### Your task
Recast the rows from the line containing "y-axis-title: Porcentaje [149, 430, 174, 563]" up to and including the line containing "data-label: 6,25% [951, 835, 1010, 853]" as a JSON list of strings, with one string for each line.

### Supplied material
######

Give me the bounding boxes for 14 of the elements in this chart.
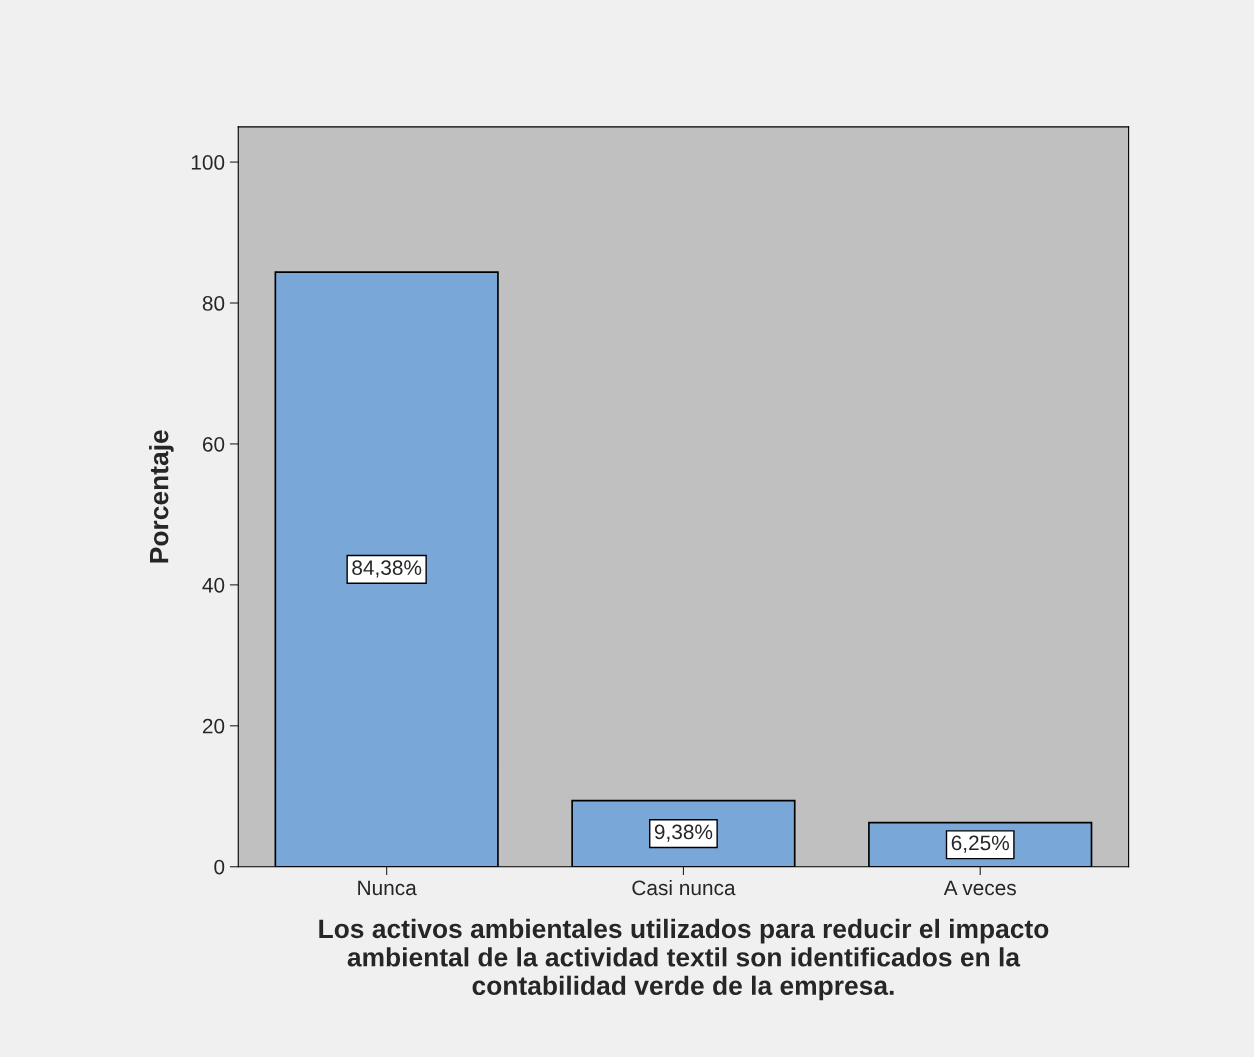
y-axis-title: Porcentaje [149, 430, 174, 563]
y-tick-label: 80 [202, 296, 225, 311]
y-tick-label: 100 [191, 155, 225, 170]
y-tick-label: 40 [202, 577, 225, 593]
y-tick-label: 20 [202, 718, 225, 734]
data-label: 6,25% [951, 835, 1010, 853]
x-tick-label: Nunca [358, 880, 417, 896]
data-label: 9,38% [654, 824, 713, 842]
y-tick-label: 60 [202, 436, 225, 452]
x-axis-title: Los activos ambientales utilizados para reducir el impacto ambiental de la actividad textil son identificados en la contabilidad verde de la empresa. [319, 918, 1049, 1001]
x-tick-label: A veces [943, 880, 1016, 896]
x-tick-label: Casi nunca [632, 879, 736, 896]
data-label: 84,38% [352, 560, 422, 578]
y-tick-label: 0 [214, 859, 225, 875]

######

### Expected answer
[
  "y-axis-title: Porcentaje [149, 430, 174, 563]",
  "y-tick-label: 80 [202, 296, 225, 311]",
  "y-tick-label: 100 [191, 155, 225, 170]",
  "y-tick-label: 40 [202, 577, 225, 593]",
  "y-tick-label: 20 [202, 718, 225, 734]",
  "data-label: 6,25% [951, 835, 1010, 853]"
]